* What is being asked *
Copy out the data below verbatim.

* Provided records *
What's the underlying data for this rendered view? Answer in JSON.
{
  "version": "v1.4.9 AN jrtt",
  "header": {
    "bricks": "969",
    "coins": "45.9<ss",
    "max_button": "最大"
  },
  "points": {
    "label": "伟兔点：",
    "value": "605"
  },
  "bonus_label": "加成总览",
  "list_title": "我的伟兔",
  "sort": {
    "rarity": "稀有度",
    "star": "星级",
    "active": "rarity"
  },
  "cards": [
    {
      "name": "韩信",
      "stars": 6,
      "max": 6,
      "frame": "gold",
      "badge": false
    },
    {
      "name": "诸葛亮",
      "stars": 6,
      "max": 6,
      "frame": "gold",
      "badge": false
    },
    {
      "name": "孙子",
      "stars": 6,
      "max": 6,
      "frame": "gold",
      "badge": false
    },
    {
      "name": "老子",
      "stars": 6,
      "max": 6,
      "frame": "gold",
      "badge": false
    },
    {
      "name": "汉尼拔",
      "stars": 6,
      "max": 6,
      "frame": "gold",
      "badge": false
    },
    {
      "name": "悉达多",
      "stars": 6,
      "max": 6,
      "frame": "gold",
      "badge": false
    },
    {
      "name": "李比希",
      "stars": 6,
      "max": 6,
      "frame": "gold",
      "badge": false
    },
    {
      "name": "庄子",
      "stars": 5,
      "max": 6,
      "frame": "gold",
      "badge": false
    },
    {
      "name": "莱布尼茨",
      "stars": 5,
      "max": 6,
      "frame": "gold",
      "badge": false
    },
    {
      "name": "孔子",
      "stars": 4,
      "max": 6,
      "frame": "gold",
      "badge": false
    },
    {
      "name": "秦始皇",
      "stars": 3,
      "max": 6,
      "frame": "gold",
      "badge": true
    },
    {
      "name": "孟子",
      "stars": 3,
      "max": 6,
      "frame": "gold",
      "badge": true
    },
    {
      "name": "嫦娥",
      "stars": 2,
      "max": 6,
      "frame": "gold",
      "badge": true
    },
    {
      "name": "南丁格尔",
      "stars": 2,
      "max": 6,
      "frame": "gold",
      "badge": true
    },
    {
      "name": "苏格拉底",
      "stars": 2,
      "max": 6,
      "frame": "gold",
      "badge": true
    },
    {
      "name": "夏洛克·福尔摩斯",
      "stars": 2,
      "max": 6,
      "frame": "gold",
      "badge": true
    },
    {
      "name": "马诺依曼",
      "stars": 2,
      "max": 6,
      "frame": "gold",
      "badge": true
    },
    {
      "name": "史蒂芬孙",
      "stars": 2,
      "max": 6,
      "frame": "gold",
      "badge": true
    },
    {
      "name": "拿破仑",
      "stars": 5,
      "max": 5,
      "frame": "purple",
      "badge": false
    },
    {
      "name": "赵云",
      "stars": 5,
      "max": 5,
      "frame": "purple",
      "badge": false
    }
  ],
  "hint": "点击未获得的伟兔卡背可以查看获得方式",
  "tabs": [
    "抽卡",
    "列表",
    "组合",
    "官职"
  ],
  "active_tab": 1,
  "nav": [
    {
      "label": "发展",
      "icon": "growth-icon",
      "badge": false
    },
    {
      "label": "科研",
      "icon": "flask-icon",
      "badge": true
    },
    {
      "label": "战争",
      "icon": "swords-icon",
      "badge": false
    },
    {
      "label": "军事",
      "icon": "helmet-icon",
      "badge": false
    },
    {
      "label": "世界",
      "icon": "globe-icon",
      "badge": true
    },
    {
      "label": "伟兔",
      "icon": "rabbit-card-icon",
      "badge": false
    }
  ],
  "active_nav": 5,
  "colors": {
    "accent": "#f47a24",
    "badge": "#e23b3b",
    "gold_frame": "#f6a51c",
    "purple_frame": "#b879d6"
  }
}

* Result *
What's the underlying data for this rendered view? Answer in JSON.
{
  "version": "v1.4.9 AN jrtt",
  "header": {
    "bricks": "969",
    "coins": "45.9<ss",
    "max_button": "最大"
  },
  "points": {
    "label": "伟兔点：",
    "value": "605"
  },
  "bonus_label": "加成总览",
  "list_title": "我的伟兔",
  "sort": {
    "rarity": "稀有度",
    "star": "星级",
    "active": "rarity"
  },
  "cards": [
    {
      "name": "韩信",
      "stars": 6,
      "max": 6,
      "frame": "gold",
      "badge": false
    },
    {
      "name": "诸葛亮",
      "stars": 6,
      "max": 6,
      "frame": "gold",
      "badge": false
    },
    {
      "name": "孙子",
      "stars": 6,
      "max": 6,
      "frame": "gold",
      "badge": false
    },
    {
      "name": "老子",
      "stars": 6,
      "max": 6,
      "frame": "gold",
      "badge": false
    },
    {
      "name": "汉尼拔",
      "stars": 6,
      "max": 6,
      "frame": "gold",
      "badge": false
    },
    {
      "name": "悉达多",
      "stars": 6,
      "max": 6,
      "frame": "gold",
      "badge": false
    },
    {
      "name": "李比希",
      "stars": 6,
      "max": 6,
      "frame": "gold",
      "badge": false
    },
    {
      "name": "庄子",
      "stars": 5,
      "max": 6,
      "frame": "gold",
      "badge": false
    },
    {
      "name": "莱布尼茨",
      "stars": 5,
      "max": 6,
      "frame": "gold",
      "badge": false
    },
    {
      "name": "孔子",
      "stars": 4,
      "max": 6,
      "frame": "gold",
      "badge": false
    },
    {
      "name": "秦始皇",
      "stars": 3,
      "max": 6,
      "frame": "gold",
      "badge": true
    },
    {
      "name": "孟子",
      "stars": 3,
      "max": 6,
      "frame": "gold",
      "badge": true
    },
    {
      "name": "嫦娥",
      "stars": 2,
      "max": 6,
      "frame": "gold",
      "badge": true
    },
    {
      "name": "南丁格尔",
      "stars": 2,
      "max": 6,
      "frame": "gold",
      "badge": true
    },
    {
      "name": "苏格拉底",
      "stars": 2,
      "max": 6,
      "frame": "gold",
      "badge": true
    },
    {
      "name": "夏洛克·福尔摩斯",
      "stars": 2,
      "max": 6,
      "frame": "gold",
      "badge": true
    },
    {
      "name": "马诺依曼",
      "stars": 2,
      "max": 6,
      "frame": "gold",
      "badge": true
    },
    {
      "name": "史蒂芬孙",
      "stars": 2,
      "max": 6,
      "frame": "gold",
      "badge": true
    },
    {
      "name": "拿破仑",
      "stars": 5,
      "max": 5,
      "frame": "purple",
      "badge": false
    },
    {
      "name": "赵云",
      "stars": 5,
      "max": 5,
      "frame": "purple",
      "badge": false
    }
  ],
  "hint": "点击未获得的伟兔卡背可以查看获得方式",
  "tabs": [
    "抽卡",
    "列表",
    "组合",
    "官职"
  ],
  "active_tab": 1,
  "nav": [
    {
      "label": "发展",
      "icon": "growth-icon",
      "badge": false
    },
    {
      "label": "科研",
      "icon": "flask-icon",
      "badge": true
    },
    {
      "label": "战争",
      "icon": "swords-icon",
      "badge": false
    },
    {
      "label": "军事",
      "icon": "helmet-icon",
      "badge": false
    },
    {
      "label": "世界",
      "icon": "globe-icon",
      "badge": true
    },
    {
      "label": "伟兔",
      "icon": "rabbit-card-icon",
      "badge": false
    }
  ],
  "active_nav": 5,
  "colors": {
    "accent": "#f47a24",
    "badge": "#e23b3b",
    "gold_frame": "#f6a51c",
    "purple_frame": "#b879d6"
  }
}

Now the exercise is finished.